- What you should do -
Take the part of the listing that opens with the line containing "List every element" and closes with the line containing "762, 221, 774]". Write those lines out again with "screenshot" renamed to "image" and everything else left as it is.

——————

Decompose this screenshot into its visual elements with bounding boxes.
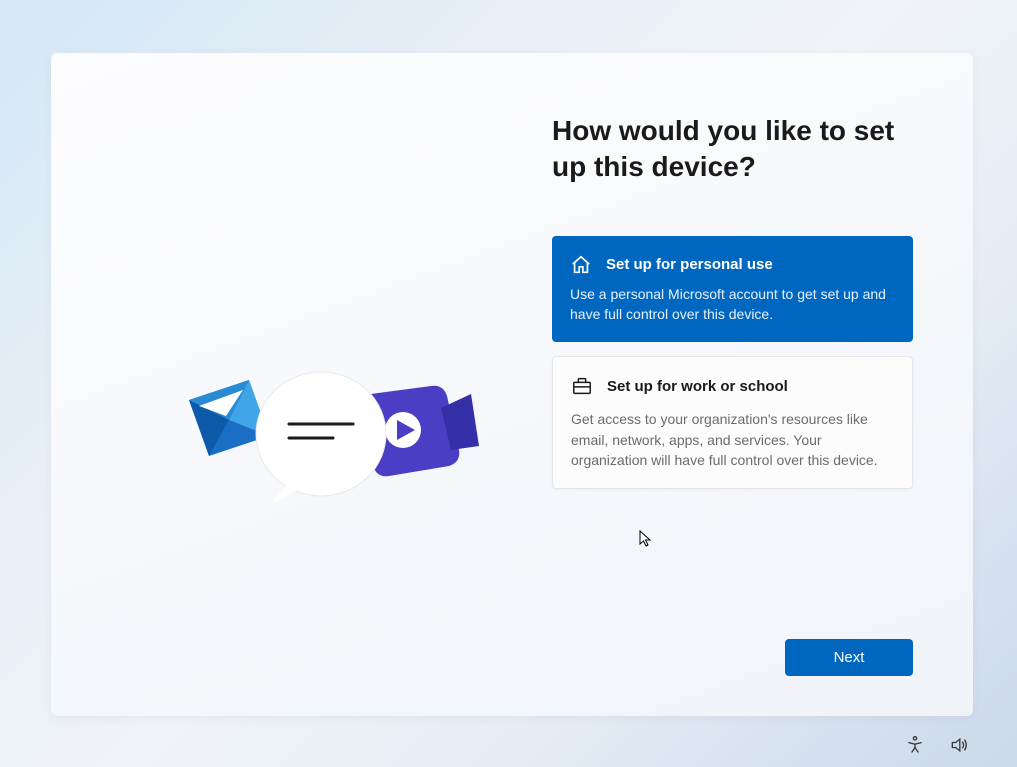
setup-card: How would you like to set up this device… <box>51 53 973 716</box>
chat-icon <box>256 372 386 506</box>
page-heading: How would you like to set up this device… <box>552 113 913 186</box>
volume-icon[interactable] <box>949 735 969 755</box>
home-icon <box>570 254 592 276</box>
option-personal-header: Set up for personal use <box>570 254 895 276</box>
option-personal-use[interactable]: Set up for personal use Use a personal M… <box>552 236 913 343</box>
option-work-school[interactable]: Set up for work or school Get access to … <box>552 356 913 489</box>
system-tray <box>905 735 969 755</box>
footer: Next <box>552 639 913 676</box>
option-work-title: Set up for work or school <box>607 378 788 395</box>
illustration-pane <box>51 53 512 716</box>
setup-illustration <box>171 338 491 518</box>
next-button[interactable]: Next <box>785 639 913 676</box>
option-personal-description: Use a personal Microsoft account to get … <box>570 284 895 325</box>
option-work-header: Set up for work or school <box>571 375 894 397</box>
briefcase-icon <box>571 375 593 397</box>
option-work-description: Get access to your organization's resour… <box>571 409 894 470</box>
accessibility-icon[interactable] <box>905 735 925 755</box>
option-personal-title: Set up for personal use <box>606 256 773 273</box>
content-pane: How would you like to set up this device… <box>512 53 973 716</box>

——————

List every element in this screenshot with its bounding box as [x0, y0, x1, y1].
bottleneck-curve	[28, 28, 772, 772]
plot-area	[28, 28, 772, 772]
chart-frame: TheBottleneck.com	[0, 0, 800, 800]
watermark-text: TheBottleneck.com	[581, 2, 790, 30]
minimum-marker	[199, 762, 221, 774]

——————

- Task response -
List every element in this image with its bounding box as [x0, y0, x1, y1].
bottleneck-curve	[28, 28, 772, 772]
plot-area	[28, 28, 772, 772]
chart-frame: TheBottleneck.com	[0, 0, 800, 800]
watermark-text: TheBottleneck.com	[581, 2, 790, 30]
minimum-marker	[199, 762, 221, 774]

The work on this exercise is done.